**MATERIAL FOR THIS TASK**
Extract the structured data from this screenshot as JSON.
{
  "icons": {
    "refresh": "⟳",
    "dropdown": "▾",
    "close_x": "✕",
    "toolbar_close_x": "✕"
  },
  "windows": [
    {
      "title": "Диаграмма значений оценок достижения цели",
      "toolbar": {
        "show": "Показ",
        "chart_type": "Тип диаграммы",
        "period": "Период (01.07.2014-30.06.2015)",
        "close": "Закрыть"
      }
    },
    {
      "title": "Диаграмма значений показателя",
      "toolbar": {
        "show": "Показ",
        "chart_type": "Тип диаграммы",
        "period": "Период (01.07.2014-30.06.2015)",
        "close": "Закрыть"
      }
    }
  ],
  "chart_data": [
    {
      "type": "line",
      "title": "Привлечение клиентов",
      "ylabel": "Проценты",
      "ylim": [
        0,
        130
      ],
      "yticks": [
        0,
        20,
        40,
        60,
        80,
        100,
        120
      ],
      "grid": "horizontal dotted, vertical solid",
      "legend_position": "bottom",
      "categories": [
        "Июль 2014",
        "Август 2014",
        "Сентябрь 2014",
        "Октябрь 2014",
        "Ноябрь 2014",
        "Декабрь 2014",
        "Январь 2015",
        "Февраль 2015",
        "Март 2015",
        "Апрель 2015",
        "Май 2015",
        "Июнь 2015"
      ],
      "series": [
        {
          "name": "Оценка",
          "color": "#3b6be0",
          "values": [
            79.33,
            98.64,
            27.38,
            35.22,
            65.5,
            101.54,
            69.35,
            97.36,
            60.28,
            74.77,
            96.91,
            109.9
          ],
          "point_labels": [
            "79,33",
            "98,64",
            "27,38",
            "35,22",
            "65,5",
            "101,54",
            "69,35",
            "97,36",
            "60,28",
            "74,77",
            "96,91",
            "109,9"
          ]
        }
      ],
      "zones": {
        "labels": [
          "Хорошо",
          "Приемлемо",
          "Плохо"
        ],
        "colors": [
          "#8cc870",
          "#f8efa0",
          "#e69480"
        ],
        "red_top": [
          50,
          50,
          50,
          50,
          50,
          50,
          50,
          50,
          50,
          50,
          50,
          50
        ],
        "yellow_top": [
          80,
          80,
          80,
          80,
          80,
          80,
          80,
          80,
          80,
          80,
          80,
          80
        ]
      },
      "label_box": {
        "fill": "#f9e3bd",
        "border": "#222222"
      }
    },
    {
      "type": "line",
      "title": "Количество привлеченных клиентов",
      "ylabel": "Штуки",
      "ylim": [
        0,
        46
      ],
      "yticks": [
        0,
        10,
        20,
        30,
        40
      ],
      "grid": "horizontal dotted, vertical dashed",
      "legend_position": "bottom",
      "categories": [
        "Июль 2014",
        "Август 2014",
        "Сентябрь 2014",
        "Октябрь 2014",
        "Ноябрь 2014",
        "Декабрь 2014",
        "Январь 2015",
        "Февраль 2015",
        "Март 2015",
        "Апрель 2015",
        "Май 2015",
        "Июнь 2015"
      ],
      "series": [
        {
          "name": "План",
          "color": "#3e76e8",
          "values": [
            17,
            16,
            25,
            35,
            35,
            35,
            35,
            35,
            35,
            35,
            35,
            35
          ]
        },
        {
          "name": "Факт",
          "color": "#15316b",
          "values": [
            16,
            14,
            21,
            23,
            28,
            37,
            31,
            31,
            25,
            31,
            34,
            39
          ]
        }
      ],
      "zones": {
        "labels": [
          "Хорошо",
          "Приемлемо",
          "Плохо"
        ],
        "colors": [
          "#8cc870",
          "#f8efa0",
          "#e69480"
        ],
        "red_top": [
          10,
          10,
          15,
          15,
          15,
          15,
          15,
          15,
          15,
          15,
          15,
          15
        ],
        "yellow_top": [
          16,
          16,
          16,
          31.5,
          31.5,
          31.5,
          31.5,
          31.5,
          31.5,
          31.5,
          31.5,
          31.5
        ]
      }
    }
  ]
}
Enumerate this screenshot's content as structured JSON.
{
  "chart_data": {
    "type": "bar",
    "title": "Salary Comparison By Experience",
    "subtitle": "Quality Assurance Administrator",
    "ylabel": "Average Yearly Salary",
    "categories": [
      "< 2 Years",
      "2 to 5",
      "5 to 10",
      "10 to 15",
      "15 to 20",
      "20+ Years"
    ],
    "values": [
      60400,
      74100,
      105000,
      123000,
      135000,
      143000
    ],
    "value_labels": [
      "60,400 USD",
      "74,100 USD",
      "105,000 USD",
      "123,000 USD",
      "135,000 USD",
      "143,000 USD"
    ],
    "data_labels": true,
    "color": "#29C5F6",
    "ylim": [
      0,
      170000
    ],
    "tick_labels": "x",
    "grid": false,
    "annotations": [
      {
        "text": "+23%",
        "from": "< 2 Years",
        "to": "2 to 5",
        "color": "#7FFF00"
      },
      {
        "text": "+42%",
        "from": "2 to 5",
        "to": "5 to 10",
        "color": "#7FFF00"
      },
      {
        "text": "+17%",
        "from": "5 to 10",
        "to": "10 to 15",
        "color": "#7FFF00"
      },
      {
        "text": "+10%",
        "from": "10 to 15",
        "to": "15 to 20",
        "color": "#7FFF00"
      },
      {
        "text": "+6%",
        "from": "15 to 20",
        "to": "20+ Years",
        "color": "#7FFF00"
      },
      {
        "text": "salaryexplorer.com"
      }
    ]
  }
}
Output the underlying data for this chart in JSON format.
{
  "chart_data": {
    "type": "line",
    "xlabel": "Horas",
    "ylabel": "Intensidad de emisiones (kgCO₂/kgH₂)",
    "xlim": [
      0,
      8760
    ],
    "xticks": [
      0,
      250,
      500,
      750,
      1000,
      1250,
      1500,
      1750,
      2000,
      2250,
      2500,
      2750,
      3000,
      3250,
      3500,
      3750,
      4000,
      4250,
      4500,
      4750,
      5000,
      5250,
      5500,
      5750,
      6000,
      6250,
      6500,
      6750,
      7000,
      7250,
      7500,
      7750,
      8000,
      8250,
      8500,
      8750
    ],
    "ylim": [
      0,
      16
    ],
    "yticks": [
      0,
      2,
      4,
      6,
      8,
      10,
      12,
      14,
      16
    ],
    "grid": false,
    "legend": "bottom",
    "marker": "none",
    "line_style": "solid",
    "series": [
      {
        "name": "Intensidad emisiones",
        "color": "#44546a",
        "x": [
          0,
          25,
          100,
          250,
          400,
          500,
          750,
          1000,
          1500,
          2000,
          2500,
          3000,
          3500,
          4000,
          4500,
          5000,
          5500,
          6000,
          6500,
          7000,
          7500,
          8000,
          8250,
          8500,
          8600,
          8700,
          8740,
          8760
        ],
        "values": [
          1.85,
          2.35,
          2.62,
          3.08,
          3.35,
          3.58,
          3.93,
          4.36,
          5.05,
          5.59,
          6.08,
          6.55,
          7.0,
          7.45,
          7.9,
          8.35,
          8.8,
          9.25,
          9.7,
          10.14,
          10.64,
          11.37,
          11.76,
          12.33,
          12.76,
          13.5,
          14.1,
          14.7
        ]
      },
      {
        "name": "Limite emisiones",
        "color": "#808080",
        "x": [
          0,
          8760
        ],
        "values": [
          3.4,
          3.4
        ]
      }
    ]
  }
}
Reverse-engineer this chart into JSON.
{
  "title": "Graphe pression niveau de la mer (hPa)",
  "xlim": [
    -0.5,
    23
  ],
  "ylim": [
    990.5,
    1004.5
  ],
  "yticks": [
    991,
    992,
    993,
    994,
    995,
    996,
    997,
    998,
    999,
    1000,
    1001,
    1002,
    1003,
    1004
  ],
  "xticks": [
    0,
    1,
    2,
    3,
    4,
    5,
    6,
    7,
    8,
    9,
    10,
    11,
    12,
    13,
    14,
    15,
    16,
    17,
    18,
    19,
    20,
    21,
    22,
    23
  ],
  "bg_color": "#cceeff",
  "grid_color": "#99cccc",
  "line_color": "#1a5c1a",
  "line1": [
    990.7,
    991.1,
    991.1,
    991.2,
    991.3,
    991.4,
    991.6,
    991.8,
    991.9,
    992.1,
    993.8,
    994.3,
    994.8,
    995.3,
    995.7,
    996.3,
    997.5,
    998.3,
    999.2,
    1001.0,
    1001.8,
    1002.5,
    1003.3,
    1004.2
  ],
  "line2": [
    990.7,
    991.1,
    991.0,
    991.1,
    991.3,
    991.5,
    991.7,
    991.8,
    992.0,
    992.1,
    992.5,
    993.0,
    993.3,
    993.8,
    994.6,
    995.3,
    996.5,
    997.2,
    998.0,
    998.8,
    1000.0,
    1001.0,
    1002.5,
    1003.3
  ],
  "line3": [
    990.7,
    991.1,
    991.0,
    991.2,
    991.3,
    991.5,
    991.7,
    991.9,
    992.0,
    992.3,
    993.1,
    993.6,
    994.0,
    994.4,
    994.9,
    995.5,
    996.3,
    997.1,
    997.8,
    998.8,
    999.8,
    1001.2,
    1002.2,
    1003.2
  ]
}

**EXERCISE DESCRIPTION**
A line counts if it holds the word "structured". Work out how many lines in the listing count, and give only that number.

**ANSWER TO THIS TASK**
2